## WHAT IS EXPECTED
Exactly as written, retype the listing below, omitting the pictures.

------ PROVIDED DATA

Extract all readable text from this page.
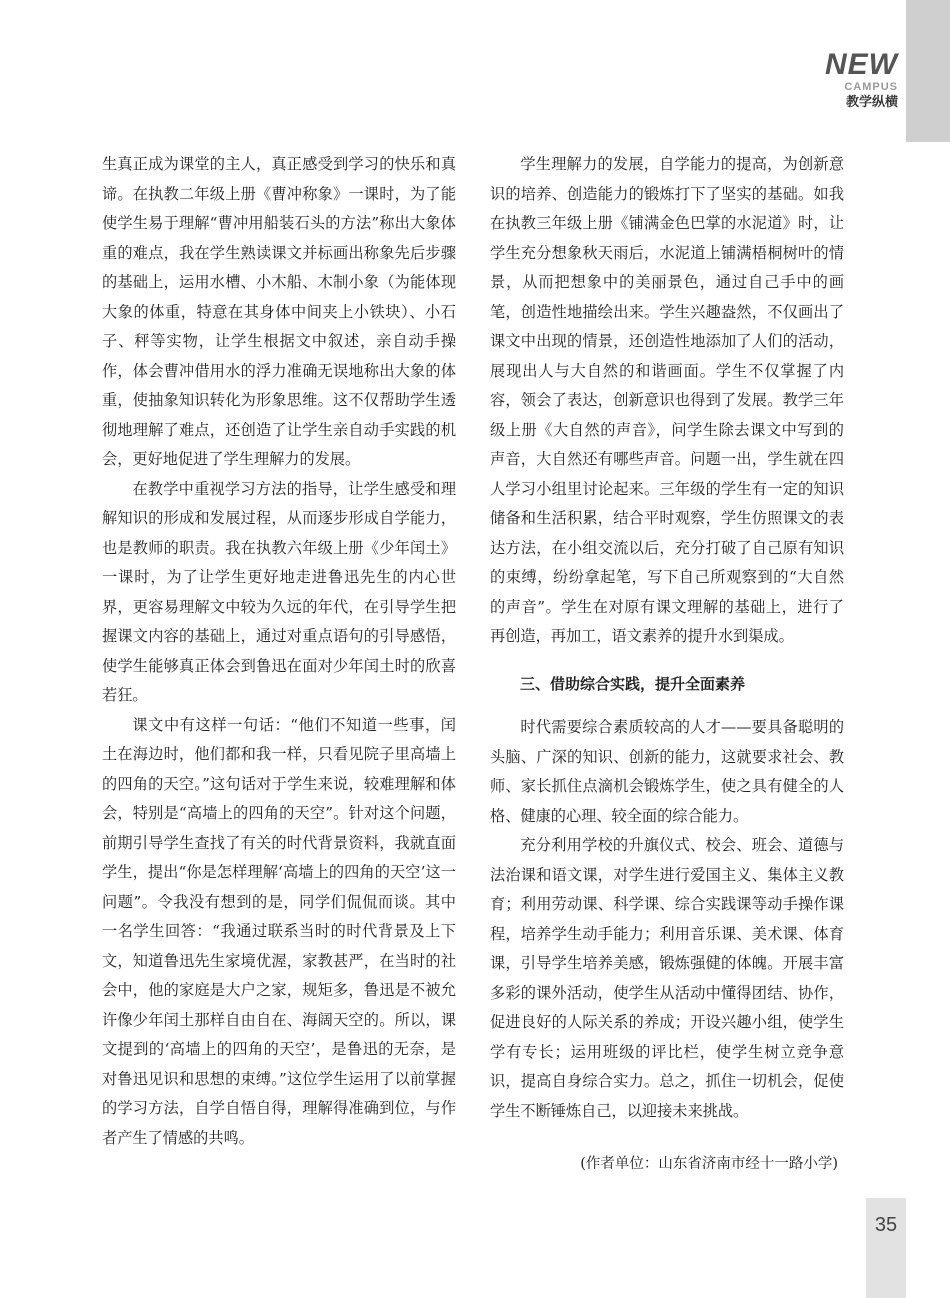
NEW
CAMPUS
教学纵横

生真正成为课堂的主人，真正感受到学习的快乐和真谛。在执教二年级上册《曹冲称象》一课时，为了能使学生易于理解“曹冲用船装石头的方法”称出大象体重的难点，我在学生熟读课文并标画出称象先后步骤的基础上，运用水槽、小木船、木制小象（为能体现大象的体重，特意在其身体中间夹上小铁块）、小石子、秤等实物，让学生根据文中叙述，亲自动手操作，体会曹冲借用水的浮力准确无误地称出大象的体重，使抽象知识转化为形象思维。这不仅帮助学生透彻地理解了难点，还创造了让学生亲自动手实践的机会，更好地促进了学生理解力的发展。

在教学中重视学习方法的指导，让学生感受和理解知识的形成和发展过程，从而逐步形成自学能力，也是教师的职责。我在执教六年级上册《少年闰土》一课时，为了让学生更好地走进鲁迅先生的内心世界，更容易理解文中较为久远的年代，在引导学生把握课文内容的基础上，通过对重点语句的引导感悟，使学生能够真正体会到鲁迅在面对少年闰土时的欣喜若狂。

课文中有这样一句话：“他们不知道一些事，闰土在海边时，他们都和我一样，只看见院子里高墙上的四角的天空。”这句话对于学生来说，较难理解和体会，特别是“高墙上的四角的天空”。针对这个问题，前期引导学生查找了有关的时代背景资料，我就直面学生，提出“你是怎样理解‘高墙上的四角的天空’这一问题”。令我没有想到的是，同学们侃侃而谈。其中一名学生回答：“我通过联系当时的时代背景及上下文，知道鲁迅先生家境优渥，家教甚严，在当时的社会中，他的家庭是大户之家，规矩多，鲁迅是不被允许像少年闰土那样自由自在、海阔天空的。所以，课文提到的‘高墙上的四角的天空’，是鲁迅的无奈，是对鲁迅见识和思想的束缚。”这位学生运用了以前掌握的学习方法，自学自悟自得，理解得准确到位，与作者产生了情感的共鸣。

学生理解力的发展，自学能力的提高，为创新意识的培养、创造能力的锻炼打下了坚实的基础。如我在执教三年级上册《铺满金色巴掌的水泥道》时，让学生充分想象秋天雨后，水泥道上铺满梧桐树叶的情景，从而把想象中的美丽景色，通过自己手中的画笔，创造性地描绘出来。学生兴趣盎然，不仅画出了课文中出现的情景，还创造性地添加了人们的活动，展现出人与大自然的和谐画面。学生不仅掌握了内容，领会了表达，创新意识也得到了发展。教学三年级上册《大自然的声音》，问学生除去课文中写到的声音，大自然还有哪些声音。问题一出，学生就在四人学习小组里讨论起来。三年级的学生有一定的知识储备和生活积累，结合平时观察，学生仿照课文的表达方法，在小组交流以后，充分打破了自己原有知识的束缚，纷纷拿起笔，写下自己所观察到的“大自然的声音”。学生在对原有课文理解的基础上，进行了再创造，再加工，语文素养的提升水到渠成。

三、借助综合实践，提升全面素养

时代需要综合素质较高的人才——要具备聪明的头脑、广深的知识、创新的能力，这就要求社会、教师、家长抓住点滴机会锻炼学生，使之具有健全的人格、健康的心理、较全面的综合能力。

充分利用学校的升旗仪式、校会、班会、道德与法治课和语文课，对学生进行爱国主义、集体主义教育；利用劳动课、科学课、综合实践课等动手操作课程，培养学生动手能力；利用音乐课、美术课、体育课，引导学生培养美感，锻炼强健的体魄。开展丰富多彩的课外活动，使学生从活动中懂得团结、协作，促进良好的人际关系的养成；开设兴趣小组，使学生学有专长；运用班级的评比栏，使学生树立竞争意识，提高自身综合实力。总之，抓住一切机会，促使学生不断锤炼自己，以迎接未来挑战。

(作者单位：山东省济南市经十一路小学)

35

------------

## RESPONSE TO THIS EXERCISE
Extract all readable text from this page.
NEW
CAMPUS
教学纵横

生真正成为课堂的主人，真正感受到学习的快乐和真谛。在执教二年级上册《曹冲称象》一课时，为了能使学生易于理解“曹冲用船装石头的方法”称出大象体重的难点，我在学生熟读课文并标画出称象先后步骤的基础上，运用水槽、小木船、木制小象（为能体现大象的体重，特意在其身体中间夹上小铁块）、小石子、秤等实物，让学生根据文中叙述，亲自动手操作，体会曹冲借用水的浮力准确无误地称出大象的体重，使抽象知识转化为形象思维。这不仅帮助学生透彻地理解了难点，还创造了让学生亲自动手实践的机会，更好地促进了学生理解力的发展。

在教学中重视学习方法的指导，让学生感受和理解知识的形成和发展过程，从而逐步形成自学能力，也是教师的职责。我在执教六年级上册《少年闰土》一课时，为了让学生更好地走进鲁迅先生的内心世界，更容易理解文中较为久远的年代，在引导学生把握课文内容的基础上，通过对重点语句的引导感悟，使学生能够真正体会到鲁迅在面对少年闰土时的欣喜若狂。

课文中有这样一句话：“他们不知道一些事，闰土在海边时，他们都和我一样，只看见院子里高墙上的四角的天空。”这句话对于学生来说，较难理解和体会，特别是“高墙上的四角的天空”。针对这个问题，前期引导学生查找了有关的时代背景资料，我就直面学生，提出“你是怎样理解‘高墙上的四角的天空’这一问题”。令我没有想到的是，同学们侃侃而谈。其中一名学生回答：“我通过联系当时的时代背景及上下文，知道鲁迅先生家境优渥，家教甚严，在当时的社会中，他的家庭是大户之家，规矩多，鲁迅是不被允许像少年闰土那样自由自在、海阔天空的。所以，课文提到的‘高墙上的四角的天空’，是鲁迅的无奈，是对鲁迅见识和思想的束缚。”这位学生运用了以前掌握的学习方法，自学自悟自得，理解得准确到位，与作者产生了情感的共鸣。

学生理解力的发展，自学能力的提高，为创新意识的培养、创造能力的锻炼打下了坚实的基础。如我在执教三年级上册《铺满金色巴掌的水泥道》时，让学生充分想象秋天雨后，水泥道上铺满梧桐树叶的情景，从而把想象中的美丽景色，通过自己手中的画笔，创造性地描绘出来。学生兴趣盎然，不仅画出了课文中出现的情景，还创造性地添加了人们的活动，展现出人与大自然的和谐画面。学生不仅掌握了内容，领会了表达，创新意识也得到了发展。教学三年级上册《大自然的声音》，问学生除去课文中写到的声音，大自然还有哪些声音。问题一出，学生就在四人学习小组里讨论起来。三年级的学生有一定的知识储备和生活积累，结合平时观察，学生仿照课文的表达方法，在小组交流以后，充分打破了自己原有知识的束缚，纷纷拿起笔，写下自己所观察到的“大自然的声音”。学生在对原有课文理解的基础上，进行了再创造，再加工，语文素养的提升水到渠成。

三、借助综合实践，提升全面素养

时代需要综合素质较高的人才——要具备聪明的头脑、广深的知识、创新的能力，这就要求社会、教师、家长抓住点滴机会锻炼学生，使之具有健全的人格、健康的心理、较全面的综合能力。

充分利用学校的升旗仪式、校会、班会、道德与法治课和语文课，对学生进行爱国主义、集体主义教育；利用劳动课、科学课、综合实践课等动手操作课程，培养学生动手能力；利用音乐课、美术课、体育课，引导学生培养美感，锻炼强健的体魄。开展丰富多彩的课外活动，使学生从活动中懂得团结、协作，促进良好的人际关系的养成；开设兴趣小组，使学生学有专长；运用班级的评比栏，使学生树立竞争意识，提高自身综合实力。总之，抓住一切机会，促使学生不断锤炼自己，以迎接未来挑战。

(作者单位：山东省济南市经十一路小学)

35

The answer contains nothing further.